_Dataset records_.
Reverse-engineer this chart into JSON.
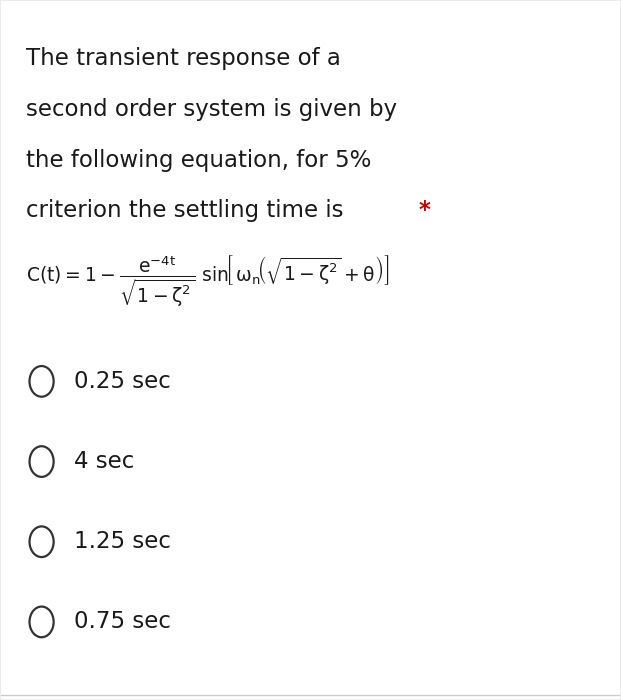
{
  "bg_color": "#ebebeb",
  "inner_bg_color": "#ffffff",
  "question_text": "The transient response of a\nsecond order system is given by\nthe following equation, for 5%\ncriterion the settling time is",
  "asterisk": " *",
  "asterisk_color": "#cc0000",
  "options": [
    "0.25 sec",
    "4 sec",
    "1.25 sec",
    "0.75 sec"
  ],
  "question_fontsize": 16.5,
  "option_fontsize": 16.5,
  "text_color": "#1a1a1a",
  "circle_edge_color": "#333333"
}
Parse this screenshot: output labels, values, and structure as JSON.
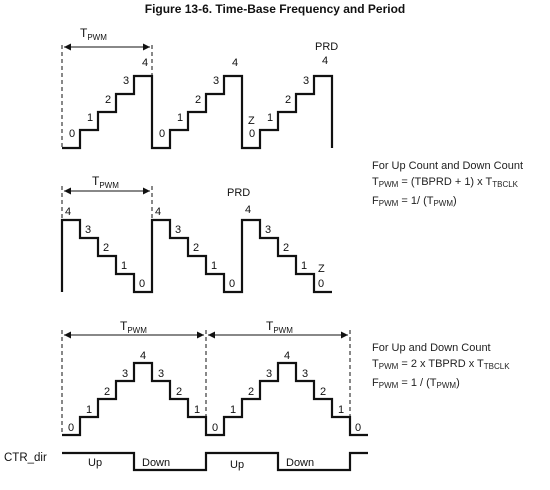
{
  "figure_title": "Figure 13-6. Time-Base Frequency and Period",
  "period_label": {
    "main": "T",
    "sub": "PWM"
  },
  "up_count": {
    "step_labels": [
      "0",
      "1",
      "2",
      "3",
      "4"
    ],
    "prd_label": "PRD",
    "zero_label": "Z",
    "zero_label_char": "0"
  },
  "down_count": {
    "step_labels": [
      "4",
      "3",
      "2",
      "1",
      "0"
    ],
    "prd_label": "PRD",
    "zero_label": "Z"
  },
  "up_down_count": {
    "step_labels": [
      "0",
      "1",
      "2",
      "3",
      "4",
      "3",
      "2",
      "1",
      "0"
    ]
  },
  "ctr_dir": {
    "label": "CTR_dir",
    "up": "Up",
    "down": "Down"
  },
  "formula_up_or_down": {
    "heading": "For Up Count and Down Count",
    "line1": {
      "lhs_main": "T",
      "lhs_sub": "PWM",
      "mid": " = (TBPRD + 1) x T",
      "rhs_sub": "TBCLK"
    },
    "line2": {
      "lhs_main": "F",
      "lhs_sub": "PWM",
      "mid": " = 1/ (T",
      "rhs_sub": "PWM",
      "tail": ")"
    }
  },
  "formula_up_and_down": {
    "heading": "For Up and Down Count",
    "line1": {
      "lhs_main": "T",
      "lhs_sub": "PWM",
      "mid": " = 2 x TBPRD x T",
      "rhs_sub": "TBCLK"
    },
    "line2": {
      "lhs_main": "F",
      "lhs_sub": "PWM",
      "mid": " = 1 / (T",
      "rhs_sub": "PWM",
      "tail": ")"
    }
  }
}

_Instruction_. Exactly as they appear, repeat the lines from the one containing "Parse this screenshot: output" through the last line of the entries, counting both ends. Pictures stay out.

_Final answer_.
Parse this screenshot: output labels, values, and structure as JSON.
{
  "figure_title": "Figure 13-6. Time-Base Frequency and Period",
  "period_label": {
    "main": "T",
    "sub": "PWM"
  },
  "up_count": {
    "step_labels": [
      "0",
      "1",
      "2",
      "3",
      "4"
    ],
    "prd_label": "PRD",
    "zero_label": "Z",
    "zero_label_char": "0"
  },
  "down_count": {
    "step_labels": [
      "4",
      "3",
      "2",
      "1",
      "0"
    ],
    "prd_label": "PRD",
    "zero_label": "Z"
  },
  "up_down_count": {
    "step_labels": [
      "0",
      "1",
      "2",
      "3",
      "4",
      "3",
      "2",
      "1",
      "0"
    ]
  },
  "ctr_dir": {
    "label": "CTR_dir",
    "up": "Up",
    "down": "Down"
  },
  "formula_up_or_down": {
    "heading": "For Up Count and Down Count",
    "line1": {
      "lhs_main": "T",
      "lhs_sub": "PWM",
      "mid": " = (TBPRD + 1) x T",
      "rhs_sub": "TBCLK"
    },
    "line2": {
      "lhs_main": "F",
      "lhs_sub": "PWM",
      "mid": " = 1/ (T",
      "rhs_sub": "PWM",
      "tail": ")"
    }
  },
  "formula_up_and_down": {
    "heading": "For Up and Down Count",
    "line1": {
      "lhs_main": "T",
      "lhs_sub": "PWM",
      "mid": " = 2 x TBPRD x T",
      "rhs_sub": "TBCLK"
    },
    "line2": {
      "lhs_main": "F",
      "lhs_sub": "PWM",
      "mid": " = 1 / (T",
      "rhs_sub": "PWM",
      "tail": ")"
    }
  }
}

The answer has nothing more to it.